— begin —

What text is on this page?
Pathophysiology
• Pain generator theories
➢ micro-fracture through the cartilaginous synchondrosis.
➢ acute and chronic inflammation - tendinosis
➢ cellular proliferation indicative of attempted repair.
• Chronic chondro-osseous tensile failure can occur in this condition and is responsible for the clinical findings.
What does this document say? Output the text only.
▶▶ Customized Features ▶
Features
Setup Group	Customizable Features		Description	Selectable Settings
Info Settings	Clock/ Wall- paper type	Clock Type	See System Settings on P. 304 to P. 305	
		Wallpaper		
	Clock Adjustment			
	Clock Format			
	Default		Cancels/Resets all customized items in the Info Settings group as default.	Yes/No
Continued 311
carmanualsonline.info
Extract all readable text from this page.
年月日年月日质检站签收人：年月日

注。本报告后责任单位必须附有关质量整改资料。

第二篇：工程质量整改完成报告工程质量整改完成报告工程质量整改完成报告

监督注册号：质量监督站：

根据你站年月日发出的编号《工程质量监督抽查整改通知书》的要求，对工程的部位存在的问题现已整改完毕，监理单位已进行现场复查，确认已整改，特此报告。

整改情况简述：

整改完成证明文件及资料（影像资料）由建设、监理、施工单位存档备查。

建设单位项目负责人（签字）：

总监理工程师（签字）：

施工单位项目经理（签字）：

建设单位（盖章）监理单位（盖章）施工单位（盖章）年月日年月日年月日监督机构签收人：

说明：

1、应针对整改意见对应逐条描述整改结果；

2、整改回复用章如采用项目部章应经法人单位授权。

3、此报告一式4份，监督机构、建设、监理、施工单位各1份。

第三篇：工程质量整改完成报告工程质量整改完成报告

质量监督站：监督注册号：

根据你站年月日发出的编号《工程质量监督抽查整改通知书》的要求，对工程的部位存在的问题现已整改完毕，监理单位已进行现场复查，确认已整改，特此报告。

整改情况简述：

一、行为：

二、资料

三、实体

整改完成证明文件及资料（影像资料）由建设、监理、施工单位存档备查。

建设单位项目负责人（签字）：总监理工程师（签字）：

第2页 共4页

— end —

Repeat the entries exactly, all of them.

Complete output
What text is on this page?
Pathophysiology
• Pain generator theories
➢ micro-fracture through the cartilaginous synchondrosis.
➢ acute and chronic inflammation - tendinosis
➢ cellular proliferation indicative of attempted repair.
• Chronic chondro-osseous tensile failure can occur in this condition and is responsible for the clinical findings.
What does this document say? Output the text only.
▶▶ Customized Features ▶
Features
Setup Group	Customizable Features		Description	Selectable Settings
Info Settings	Clock/ Wall- paper type	Clock Type	See System Settings on P. 304 to P. 305	
		Wallpaper		
	Clock Adjustment			
	Clock Format			
	Default		Cancels/Resets all customized items in the Info Settings group as default.	Yes/No
Continued 311
carmanualsonline.info
Extract all readable text from this page.
年月日年月日质检站签收人：年月日

注。本报告后责任单位必须附有关质量整改资料。

第二篇：工程质量整改完成报告工程质量整改完成报告工程质量整改完成报告

监督注册号：质量监督站：

根据你站年月日发出的编号《工程质量监督抽查整改通知书》的要求，对工程的部位存在的问题现已整改完毕，监理单位已进行现场复查，确认已整改，特此报告。

整改情况简述：

整改完成证明文件及资料（影像资料）由建设、监理、施工单位存档备查。

建设单位项目负责人（签字）：

总监理工程师（签字）：

施工单位项目经理（签字）：

建设单位（盖章）监理单位（盖章）施工单位（盖章）年月日年月日年月日监督机构签收人：

说明：

1、应针对整改意见对应逐条描述整改结果；

2、整改回复用章如采用项目部章应经法人单位授权。

3、此报告一式4份，监督机构、建设、监理、施工单位各1份。

第三篇：工程质量整改完成报告工程质量整改完成报告

质量监督站：监督注册号：

根据你站年月日发出的编号《工程质量监督抽查整改通知书》的要求，对工程的部位存在的问题现已整改完毕，监理单位已进行现场复查，确认已整改，特此报告。

整改情况简述：

一、行为：

二、资料

三、实体

整改完成证明文件及资料（影像资料）由建设、监理、施工单位存档备查。

建设单位项目负责人（签字）：总监理工程师（签字）：

第2页 共4页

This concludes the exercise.